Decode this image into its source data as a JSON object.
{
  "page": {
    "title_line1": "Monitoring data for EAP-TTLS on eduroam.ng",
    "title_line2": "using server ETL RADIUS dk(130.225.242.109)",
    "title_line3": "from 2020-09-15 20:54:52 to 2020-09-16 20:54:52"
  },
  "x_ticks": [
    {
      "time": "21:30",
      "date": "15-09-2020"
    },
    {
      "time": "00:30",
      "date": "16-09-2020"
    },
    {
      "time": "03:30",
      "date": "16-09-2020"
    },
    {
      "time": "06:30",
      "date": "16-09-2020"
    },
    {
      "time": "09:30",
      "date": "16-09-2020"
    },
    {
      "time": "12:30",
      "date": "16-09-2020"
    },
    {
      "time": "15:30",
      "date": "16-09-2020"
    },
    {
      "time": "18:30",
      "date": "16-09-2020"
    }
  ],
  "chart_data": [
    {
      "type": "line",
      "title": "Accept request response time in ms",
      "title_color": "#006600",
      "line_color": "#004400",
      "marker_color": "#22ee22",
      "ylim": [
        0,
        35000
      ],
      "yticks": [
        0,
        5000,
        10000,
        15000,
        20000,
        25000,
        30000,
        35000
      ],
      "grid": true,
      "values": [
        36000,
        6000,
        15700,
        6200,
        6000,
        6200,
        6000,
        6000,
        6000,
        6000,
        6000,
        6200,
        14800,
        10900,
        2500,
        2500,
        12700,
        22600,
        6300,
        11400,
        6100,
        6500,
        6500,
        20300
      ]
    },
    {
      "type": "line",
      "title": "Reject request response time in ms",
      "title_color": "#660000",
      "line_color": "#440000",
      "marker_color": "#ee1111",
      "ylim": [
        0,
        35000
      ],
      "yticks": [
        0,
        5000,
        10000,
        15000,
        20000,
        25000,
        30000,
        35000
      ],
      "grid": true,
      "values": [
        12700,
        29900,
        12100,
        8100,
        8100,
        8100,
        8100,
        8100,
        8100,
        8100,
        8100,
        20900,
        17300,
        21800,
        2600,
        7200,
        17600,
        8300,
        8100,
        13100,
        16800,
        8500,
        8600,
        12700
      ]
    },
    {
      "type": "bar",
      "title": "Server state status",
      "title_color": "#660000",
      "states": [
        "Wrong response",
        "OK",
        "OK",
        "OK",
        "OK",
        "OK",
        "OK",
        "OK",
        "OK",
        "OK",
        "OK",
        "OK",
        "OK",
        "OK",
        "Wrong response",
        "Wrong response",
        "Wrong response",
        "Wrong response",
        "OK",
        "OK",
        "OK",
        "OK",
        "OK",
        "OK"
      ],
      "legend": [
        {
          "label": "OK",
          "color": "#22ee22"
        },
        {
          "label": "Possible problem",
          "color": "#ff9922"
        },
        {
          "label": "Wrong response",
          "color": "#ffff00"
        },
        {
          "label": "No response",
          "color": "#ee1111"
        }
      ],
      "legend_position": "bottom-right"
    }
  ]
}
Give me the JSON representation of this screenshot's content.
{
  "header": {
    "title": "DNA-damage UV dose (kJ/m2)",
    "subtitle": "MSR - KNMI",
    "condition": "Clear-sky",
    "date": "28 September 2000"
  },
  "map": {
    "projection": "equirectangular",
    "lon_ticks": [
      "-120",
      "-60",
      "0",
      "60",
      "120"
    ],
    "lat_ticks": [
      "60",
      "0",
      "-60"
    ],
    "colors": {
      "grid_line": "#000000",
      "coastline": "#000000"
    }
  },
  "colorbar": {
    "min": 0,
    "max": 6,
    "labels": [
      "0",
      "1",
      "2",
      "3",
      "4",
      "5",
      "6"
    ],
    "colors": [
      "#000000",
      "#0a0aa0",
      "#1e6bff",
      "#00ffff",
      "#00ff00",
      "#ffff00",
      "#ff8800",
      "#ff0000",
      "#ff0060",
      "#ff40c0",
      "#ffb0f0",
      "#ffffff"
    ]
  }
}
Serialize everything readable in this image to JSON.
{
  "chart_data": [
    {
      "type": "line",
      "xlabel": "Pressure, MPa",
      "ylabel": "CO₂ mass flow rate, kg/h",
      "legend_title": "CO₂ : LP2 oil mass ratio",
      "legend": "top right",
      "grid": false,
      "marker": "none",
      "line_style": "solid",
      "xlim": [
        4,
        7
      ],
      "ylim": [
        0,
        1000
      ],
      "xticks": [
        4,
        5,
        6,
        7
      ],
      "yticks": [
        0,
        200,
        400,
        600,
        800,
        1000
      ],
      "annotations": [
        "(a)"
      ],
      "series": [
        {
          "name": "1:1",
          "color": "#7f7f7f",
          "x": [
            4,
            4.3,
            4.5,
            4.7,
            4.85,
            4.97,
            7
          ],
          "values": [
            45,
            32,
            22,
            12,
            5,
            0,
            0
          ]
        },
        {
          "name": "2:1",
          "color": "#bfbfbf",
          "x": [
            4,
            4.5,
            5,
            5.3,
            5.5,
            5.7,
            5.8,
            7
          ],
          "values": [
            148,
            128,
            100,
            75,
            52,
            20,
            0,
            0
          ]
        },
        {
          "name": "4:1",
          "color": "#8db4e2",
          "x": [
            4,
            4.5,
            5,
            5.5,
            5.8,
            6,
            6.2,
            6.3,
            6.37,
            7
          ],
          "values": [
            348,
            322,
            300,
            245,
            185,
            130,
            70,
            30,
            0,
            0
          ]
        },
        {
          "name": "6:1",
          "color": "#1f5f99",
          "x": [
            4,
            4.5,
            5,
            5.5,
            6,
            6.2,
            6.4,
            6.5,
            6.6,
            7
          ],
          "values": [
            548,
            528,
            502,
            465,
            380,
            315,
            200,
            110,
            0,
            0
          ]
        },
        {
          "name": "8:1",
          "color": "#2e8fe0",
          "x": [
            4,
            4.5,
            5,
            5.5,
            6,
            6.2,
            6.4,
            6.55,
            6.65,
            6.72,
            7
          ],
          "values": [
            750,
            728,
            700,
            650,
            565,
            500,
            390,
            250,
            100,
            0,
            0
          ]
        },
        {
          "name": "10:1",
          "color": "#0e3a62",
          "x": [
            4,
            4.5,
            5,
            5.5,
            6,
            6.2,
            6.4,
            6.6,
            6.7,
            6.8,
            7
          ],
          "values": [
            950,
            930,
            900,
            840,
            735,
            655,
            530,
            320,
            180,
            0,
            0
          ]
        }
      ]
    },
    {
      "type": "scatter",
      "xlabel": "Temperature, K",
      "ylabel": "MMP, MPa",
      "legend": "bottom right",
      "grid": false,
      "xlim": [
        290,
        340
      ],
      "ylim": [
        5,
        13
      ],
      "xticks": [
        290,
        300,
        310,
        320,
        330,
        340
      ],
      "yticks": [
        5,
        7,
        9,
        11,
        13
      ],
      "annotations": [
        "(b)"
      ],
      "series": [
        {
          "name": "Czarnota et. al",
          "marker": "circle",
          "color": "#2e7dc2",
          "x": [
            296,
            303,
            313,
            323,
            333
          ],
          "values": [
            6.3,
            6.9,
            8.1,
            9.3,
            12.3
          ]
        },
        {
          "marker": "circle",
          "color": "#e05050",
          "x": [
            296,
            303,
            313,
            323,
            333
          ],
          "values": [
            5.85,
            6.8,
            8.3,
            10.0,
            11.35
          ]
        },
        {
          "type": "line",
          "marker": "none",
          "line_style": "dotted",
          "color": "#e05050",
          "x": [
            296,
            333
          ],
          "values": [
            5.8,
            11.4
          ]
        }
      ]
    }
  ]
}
--- --- ---
In the entries above, count every line containing the word "request". Write only the total.

2